| Supplied data |

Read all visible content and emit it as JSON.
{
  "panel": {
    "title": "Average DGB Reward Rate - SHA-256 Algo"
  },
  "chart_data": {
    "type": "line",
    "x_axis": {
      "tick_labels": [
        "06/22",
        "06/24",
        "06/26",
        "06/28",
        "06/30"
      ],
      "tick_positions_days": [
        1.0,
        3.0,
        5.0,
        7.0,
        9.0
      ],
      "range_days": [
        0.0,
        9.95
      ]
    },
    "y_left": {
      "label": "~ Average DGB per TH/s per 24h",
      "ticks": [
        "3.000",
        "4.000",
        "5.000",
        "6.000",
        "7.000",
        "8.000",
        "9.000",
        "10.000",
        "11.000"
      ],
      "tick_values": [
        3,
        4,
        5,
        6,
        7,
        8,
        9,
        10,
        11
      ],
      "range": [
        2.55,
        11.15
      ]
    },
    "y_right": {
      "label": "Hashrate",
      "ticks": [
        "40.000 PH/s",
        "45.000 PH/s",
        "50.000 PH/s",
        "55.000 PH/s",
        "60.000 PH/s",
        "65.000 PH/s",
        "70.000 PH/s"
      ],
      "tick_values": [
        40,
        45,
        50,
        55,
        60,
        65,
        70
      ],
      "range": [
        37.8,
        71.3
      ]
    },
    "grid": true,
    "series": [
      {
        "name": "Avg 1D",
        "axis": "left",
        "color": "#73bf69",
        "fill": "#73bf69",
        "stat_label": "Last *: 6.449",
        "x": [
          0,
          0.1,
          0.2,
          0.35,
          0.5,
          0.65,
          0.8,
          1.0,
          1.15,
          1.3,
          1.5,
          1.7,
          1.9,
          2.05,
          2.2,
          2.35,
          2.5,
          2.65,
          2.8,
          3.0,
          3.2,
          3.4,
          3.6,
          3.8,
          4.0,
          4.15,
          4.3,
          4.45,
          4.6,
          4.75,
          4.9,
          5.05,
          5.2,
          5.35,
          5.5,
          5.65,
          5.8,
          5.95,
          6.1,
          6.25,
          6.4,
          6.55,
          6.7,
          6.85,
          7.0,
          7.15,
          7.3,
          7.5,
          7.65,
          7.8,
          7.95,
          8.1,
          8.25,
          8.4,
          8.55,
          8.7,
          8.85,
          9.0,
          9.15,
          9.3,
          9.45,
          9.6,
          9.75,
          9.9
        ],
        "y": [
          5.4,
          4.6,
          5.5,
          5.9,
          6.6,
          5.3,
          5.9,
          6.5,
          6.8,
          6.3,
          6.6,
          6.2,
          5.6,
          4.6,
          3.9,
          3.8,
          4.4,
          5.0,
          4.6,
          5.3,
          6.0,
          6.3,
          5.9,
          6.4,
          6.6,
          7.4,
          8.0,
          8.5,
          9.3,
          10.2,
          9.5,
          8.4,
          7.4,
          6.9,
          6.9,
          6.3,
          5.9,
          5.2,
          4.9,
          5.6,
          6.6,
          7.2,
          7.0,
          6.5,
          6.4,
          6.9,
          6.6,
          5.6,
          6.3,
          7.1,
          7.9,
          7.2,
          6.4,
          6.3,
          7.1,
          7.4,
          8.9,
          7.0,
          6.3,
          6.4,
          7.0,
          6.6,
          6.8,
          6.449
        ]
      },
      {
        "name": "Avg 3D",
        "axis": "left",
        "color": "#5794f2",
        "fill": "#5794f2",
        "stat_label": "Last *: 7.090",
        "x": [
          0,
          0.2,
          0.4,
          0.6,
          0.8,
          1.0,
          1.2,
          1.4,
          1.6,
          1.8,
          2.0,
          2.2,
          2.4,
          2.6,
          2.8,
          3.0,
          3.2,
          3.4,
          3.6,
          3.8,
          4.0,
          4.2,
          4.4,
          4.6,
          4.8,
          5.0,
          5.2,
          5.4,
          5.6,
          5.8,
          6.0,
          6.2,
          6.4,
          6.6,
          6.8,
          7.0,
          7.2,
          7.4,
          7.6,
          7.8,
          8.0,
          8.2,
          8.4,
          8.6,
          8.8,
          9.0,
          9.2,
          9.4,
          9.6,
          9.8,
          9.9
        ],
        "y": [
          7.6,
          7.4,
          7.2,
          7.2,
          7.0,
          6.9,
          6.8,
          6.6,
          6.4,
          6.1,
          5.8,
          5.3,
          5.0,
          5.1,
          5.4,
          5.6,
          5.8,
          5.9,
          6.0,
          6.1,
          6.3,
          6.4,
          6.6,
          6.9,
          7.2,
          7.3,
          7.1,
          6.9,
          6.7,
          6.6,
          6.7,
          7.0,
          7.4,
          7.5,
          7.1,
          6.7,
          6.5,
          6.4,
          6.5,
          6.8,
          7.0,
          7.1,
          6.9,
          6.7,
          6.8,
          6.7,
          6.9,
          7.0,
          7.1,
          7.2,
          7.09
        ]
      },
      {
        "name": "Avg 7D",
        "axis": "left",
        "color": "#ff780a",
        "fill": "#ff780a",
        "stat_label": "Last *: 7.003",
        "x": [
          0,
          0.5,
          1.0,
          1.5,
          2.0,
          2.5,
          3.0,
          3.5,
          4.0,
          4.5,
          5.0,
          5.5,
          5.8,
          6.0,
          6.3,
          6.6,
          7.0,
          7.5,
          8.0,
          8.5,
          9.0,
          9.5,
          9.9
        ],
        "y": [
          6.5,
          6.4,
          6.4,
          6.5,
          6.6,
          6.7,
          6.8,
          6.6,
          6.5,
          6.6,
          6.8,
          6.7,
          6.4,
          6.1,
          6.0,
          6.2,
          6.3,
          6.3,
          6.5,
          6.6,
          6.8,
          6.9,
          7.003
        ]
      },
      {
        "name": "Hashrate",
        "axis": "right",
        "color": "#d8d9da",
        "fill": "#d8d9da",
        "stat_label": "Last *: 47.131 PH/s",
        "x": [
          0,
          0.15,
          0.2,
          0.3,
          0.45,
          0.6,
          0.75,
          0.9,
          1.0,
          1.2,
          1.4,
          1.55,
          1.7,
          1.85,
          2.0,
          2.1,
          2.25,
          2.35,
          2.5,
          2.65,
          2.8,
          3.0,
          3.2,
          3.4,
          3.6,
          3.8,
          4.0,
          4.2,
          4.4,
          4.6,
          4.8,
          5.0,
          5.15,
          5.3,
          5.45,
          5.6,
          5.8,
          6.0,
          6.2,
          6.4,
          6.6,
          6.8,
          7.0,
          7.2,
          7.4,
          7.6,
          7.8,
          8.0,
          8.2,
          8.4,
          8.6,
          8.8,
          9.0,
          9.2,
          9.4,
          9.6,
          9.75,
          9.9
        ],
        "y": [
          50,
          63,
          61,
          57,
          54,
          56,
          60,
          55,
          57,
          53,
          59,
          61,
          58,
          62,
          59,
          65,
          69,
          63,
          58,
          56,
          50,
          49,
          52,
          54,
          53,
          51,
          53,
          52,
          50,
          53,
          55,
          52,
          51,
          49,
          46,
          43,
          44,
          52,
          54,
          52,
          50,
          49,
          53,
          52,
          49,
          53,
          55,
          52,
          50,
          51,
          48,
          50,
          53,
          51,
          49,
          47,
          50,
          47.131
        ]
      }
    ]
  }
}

| What is required |
Report how many lines above hold the string "Average", giving nothing but the number.

| The output |
2